━━━ EXERCISE DATA

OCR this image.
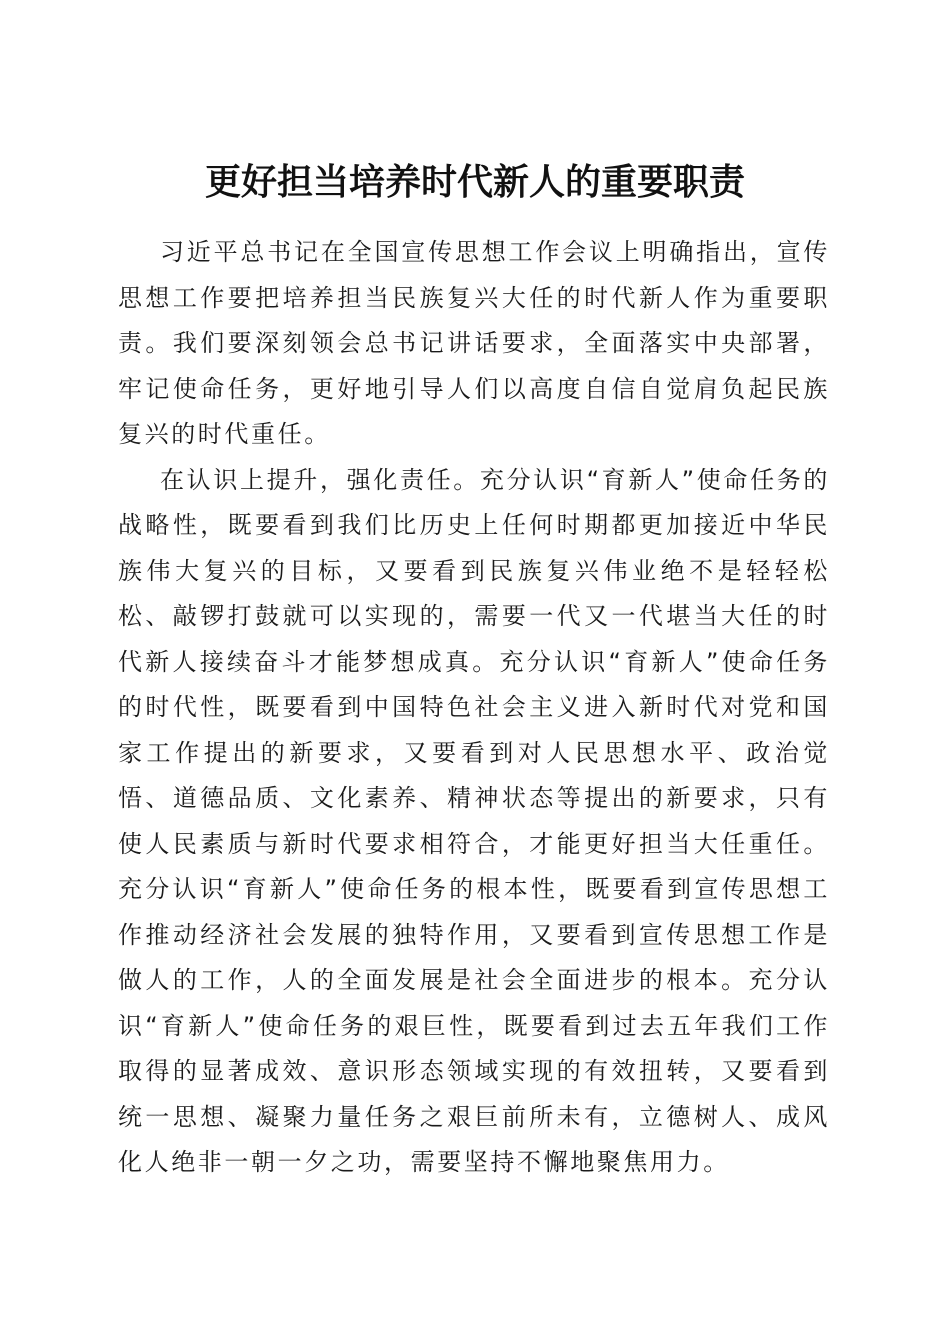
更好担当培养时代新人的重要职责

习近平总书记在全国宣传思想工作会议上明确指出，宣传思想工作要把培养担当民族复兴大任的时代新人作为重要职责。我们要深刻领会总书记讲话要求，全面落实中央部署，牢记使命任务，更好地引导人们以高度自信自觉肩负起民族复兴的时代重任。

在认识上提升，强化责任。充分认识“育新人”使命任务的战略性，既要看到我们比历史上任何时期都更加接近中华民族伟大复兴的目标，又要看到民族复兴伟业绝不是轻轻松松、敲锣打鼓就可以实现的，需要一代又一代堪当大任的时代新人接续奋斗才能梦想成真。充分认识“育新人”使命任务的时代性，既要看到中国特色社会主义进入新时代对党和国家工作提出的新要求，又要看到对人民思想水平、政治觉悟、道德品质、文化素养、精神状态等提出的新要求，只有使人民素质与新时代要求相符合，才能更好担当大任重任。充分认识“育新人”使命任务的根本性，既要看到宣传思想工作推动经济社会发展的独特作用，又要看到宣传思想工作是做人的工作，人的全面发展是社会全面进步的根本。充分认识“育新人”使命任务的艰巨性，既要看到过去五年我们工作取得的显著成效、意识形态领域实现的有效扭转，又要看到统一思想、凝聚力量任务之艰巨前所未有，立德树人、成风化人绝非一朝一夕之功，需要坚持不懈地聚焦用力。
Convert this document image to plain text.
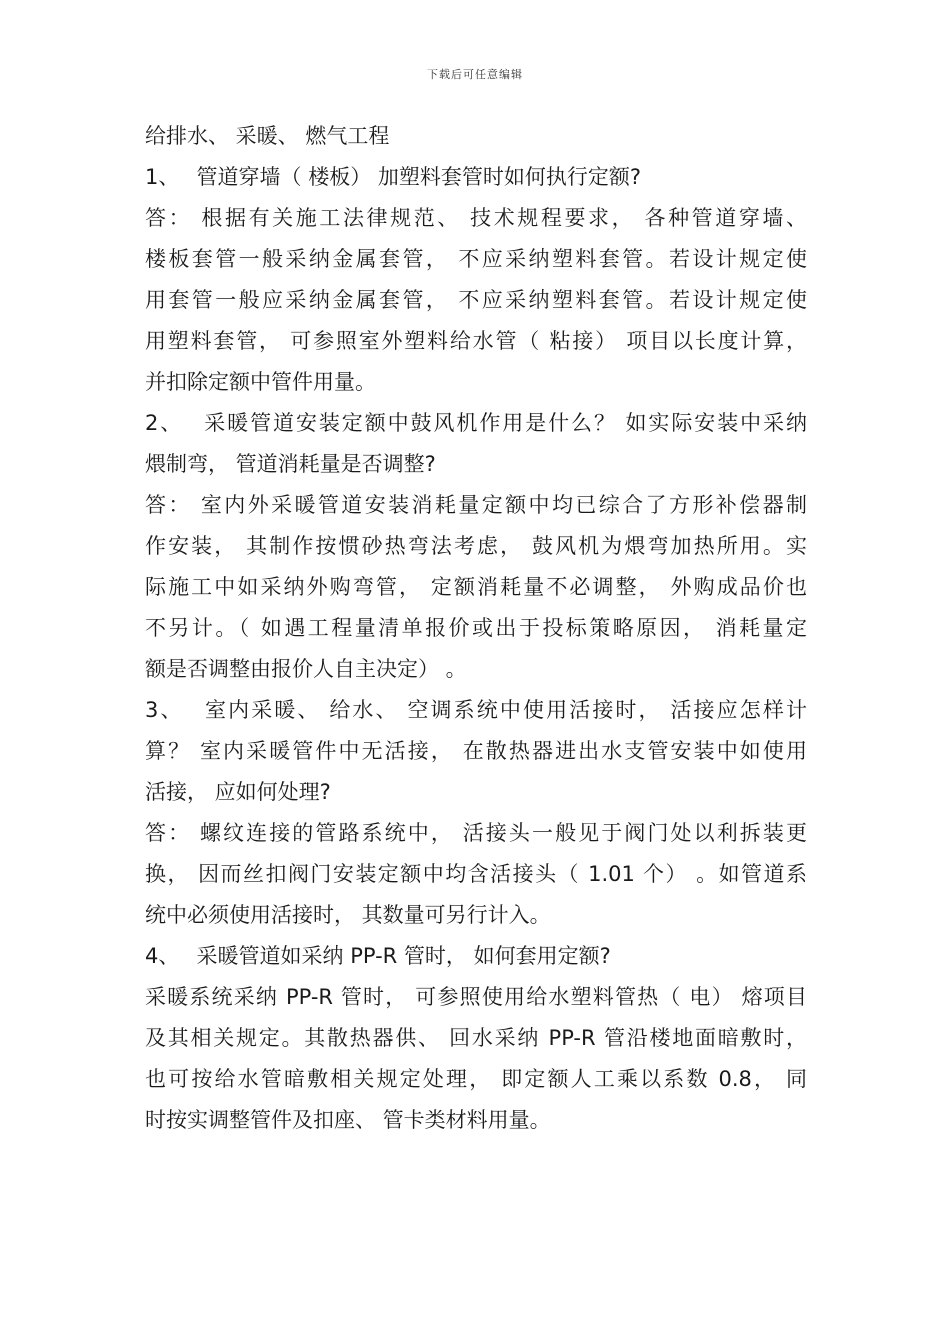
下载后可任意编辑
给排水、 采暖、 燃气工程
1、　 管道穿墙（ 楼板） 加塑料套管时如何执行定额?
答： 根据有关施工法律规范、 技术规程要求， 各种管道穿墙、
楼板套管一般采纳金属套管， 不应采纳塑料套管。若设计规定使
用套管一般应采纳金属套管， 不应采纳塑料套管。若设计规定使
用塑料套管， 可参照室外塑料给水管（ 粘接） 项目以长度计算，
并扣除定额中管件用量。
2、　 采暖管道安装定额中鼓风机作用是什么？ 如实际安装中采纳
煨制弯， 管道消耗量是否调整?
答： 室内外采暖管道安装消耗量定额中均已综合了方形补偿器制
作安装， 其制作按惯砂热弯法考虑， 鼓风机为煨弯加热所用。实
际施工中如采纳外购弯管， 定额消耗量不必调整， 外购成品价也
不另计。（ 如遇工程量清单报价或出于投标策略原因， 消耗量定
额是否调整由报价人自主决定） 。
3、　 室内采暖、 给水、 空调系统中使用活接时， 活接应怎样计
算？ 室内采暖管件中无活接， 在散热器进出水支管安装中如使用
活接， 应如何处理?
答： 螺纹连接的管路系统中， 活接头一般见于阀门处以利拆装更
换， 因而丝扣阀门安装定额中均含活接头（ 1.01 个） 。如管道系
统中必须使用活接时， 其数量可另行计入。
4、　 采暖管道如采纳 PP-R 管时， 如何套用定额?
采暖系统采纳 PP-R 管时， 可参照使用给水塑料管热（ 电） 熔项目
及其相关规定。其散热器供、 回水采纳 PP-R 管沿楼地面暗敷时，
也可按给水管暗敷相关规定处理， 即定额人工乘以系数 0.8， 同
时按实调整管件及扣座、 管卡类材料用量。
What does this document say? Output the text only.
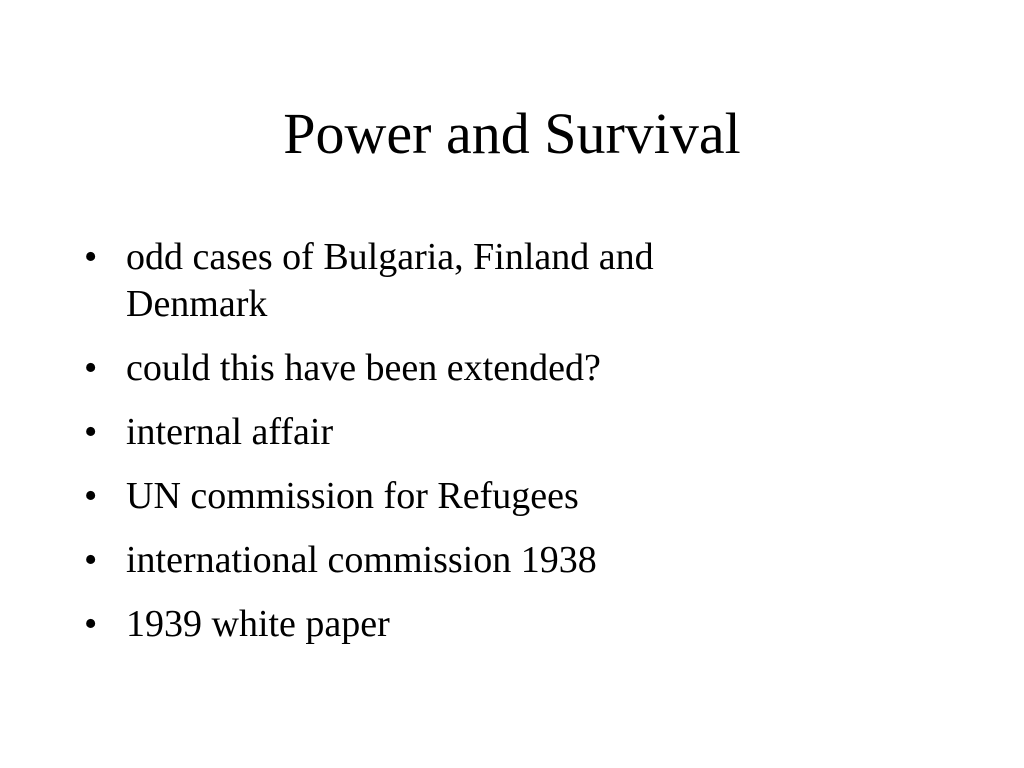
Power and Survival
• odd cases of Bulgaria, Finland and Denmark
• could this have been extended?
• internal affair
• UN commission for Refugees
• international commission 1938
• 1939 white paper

━━━━━━

Exact duplication of all the records is required; pictures are omitted from the copy.

OCR this image.
更好担当培养时代新人的重要职责

习近平总书记在全国宣传思想工作会议上明确指出，宣传思想工作要把培养担当民族复兴大任的时代新人作为重要职责。我们要深刻领会总书记讲话要求，全面落实中央部署，牢记使命任务，更好地引导人们以高度自信自觉肩负起民族复兴的时代重任。

在认识上提升，强化责任。充分认识“育新人”使命任务的战略性，既要看到我们比历史上任何时期都更加接近中华民族伟大复兴的目标，又要看到民族复兴伟业绝不是轻轻松松、敲锣打鼓就可以实现的，需要一代又一代堪当大任的时代新人接续奋斗才能梦想成真。充分认识“育新人”使命任务的时代性，既要看到中国特色社会主义进入新时代对党和国家工作提出的新要求，又要看到对人民思想水平、政治觉悟、道德品质、文化素养、精神状态等提出的新要求，只有使人民素质与新时代要求相符合，才能更好担当大任重任。充分认识“育新人”使命任务的根本性，既要看到宣传思想工作推动经济社会发展的独特作用，又要看到宣传思想工作是做人的工作，人的全面发展是社会全面进步的根本。充分认识“育新人”使命任务的艰巨性，既要看到过去五年我们工作取得的显著成效、意识形态领域实现的有效扭转，又要看到统一思想、凝聚力量任务之艰巨前所未有，立德树人、成风化人绝非一朝一夕之功，需要坚持不懈地聚焦用力。
Convert this document image to plain text.
下载后可任意编辑
给排水、 采暖、 燃气工程
1、　 管道穿墙（ 楼板） 加塑料套管时如何执行定额?
答： 根据有关施工法律规范、 技术规程要求， 各种管道穿墙、
楼板套管一般采纳金属套管， 不应采纳塑料套管。若设计规定使
用套管一般应采纳金属套管， 不应采纳塑料套管。若设计规定使
用塑料套管， 可参照室外塑料给水管（ 粘接） 项目以长度计算，
并扣除定额中管件用量。
2、　 采暖管道安装定额中鼓风机作用是什么？ 如实际安装中采纳
煨制弯， 管道消耗量是否调整?
答： 室内外采暖管道安装消耗量定额中均已综合了方形补偿器制
作安装， 其制作按惯砂热弯法考虑， 鼓风机为煨弯加热所用。实
际施工中如采纳外购弯管， 定额消耗量不必调整， 外购成品价也
不另计。（ 如遇工程量清单报价或出于投标策略原因， 消耗量定
额是否调整由报价人自主决定） 。
3、　 室内采暖、 给水、 空调系统中使用活接时， 活接应怎样计
算？ 室内采暖管件中无活接， 在散热器进出水支管安装中如使用
活接， 应如何处理?
答： 螺纹连接的管路系统中， 活接头一般见于阀门处以利拆装更
换， 因而丝扣阀门安装定额中均含活接头（ 1.01 个） 。如管道系
统中必须使用活接时， 其数量可另行计入。
4、　 采暖管道如采纳 PP-R 管时， 如何套用定额?
采暖系统采纳 PP-R 管时， 可参照使用给水塑料管热（ 电） 熔项目
及其相关规定。其散热器供、 回水采纳 PP-R 管沿楼地面暗敷时，
也可按给水管暗敷相关规定处理， 即定额人工乘以系数 0.8， 同
时按实调整管件及扣座、 管卡类材料用量。
What does this document say? Output the text only.
Power and Survival
• odd cases of Bulgaria, Finland and Denmark
• could this have been extended?
• internal affair
• UN commission for Refugees
• international commission 1938
• 1939 white paper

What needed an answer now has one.